Given problem —
Show every line where "this" occurs.

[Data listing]
════════════════════

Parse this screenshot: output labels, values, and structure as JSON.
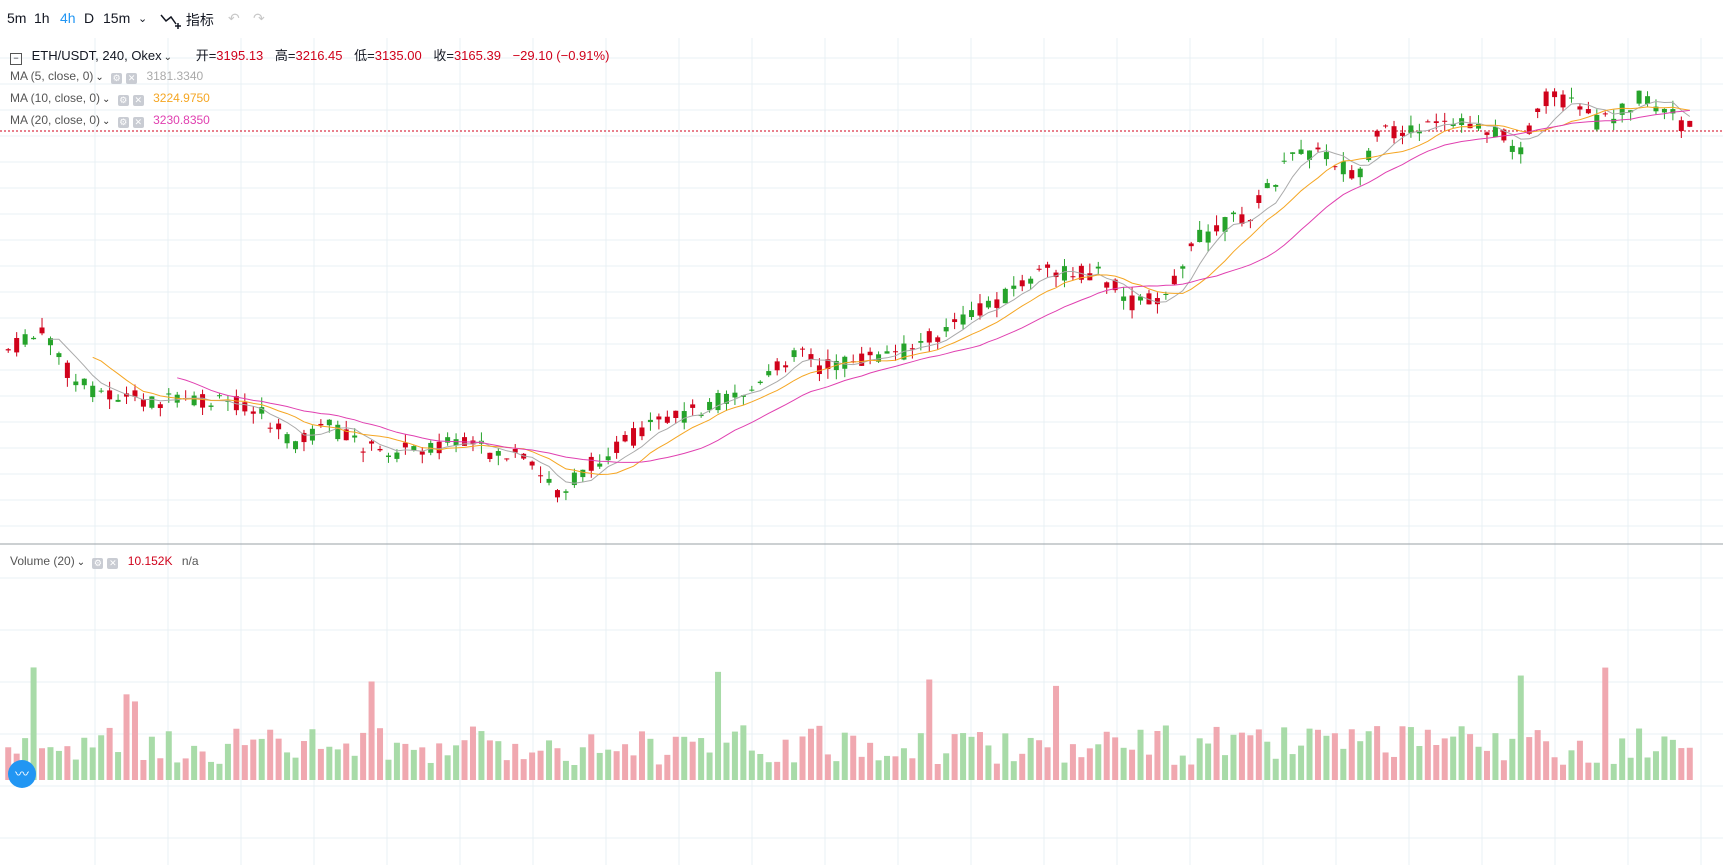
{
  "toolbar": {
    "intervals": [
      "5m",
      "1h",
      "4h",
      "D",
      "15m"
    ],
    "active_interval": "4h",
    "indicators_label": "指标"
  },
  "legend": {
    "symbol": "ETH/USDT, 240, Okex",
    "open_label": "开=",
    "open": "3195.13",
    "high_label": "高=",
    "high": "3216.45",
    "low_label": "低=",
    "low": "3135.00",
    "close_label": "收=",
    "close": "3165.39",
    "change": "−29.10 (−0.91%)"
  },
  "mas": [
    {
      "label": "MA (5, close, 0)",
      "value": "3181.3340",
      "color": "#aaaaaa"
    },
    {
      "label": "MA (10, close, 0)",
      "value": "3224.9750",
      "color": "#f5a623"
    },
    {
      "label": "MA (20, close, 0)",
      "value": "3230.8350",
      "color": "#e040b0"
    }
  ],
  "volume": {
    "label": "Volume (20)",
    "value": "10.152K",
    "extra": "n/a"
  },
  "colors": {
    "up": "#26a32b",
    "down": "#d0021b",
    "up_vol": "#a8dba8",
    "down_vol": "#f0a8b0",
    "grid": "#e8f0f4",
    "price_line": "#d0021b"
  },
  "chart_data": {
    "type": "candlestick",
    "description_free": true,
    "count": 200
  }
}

════════════════════

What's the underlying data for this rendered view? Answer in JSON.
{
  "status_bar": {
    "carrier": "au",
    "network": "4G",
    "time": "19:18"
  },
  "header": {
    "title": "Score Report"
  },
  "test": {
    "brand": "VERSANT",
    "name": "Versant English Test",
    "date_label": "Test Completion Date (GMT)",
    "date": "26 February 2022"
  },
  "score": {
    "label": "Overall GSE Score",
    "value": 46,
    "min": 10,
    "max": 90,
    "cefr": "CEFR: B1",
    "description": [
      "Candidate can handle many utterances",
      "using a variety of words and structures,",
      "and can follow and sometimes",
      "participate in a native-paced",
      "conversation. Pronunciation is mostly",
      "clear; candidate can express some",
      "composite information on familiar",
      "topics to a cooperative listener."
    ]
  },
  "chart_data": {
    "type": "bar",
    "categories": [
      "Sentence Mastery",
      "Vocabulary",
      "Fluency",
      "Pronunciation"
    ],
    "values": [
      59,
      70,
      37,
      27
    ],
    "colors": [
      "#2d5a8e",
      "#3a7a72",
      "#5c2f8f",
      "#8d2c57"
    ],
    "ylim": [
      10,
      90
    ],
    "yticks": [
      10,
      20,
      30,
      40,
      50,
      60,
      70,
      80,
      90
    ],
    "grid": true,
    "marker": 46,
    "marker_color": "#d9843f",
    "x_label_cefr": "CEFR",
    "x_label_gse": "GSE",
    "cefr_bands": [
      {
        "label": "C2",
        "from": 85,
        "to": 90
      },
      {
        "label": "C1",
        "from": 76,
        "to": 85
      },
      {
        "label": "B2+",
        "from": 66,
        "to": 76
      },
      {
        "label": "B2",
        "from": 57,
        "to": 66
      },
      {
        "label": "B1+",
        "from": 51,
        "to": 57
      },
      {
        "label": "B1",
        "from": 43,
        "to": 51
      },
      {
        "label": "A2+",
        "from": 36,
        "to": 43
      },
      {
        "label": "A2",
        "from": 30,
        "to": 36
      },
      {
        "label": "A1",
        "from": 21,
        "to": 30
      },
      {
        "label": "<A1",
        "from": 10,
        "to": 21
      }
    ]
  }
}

════════════════════

Task result —
Parse this screenshot: output labels, values, and structure as JSON.
What's the underlying data for this rendered view? Answer in JSON.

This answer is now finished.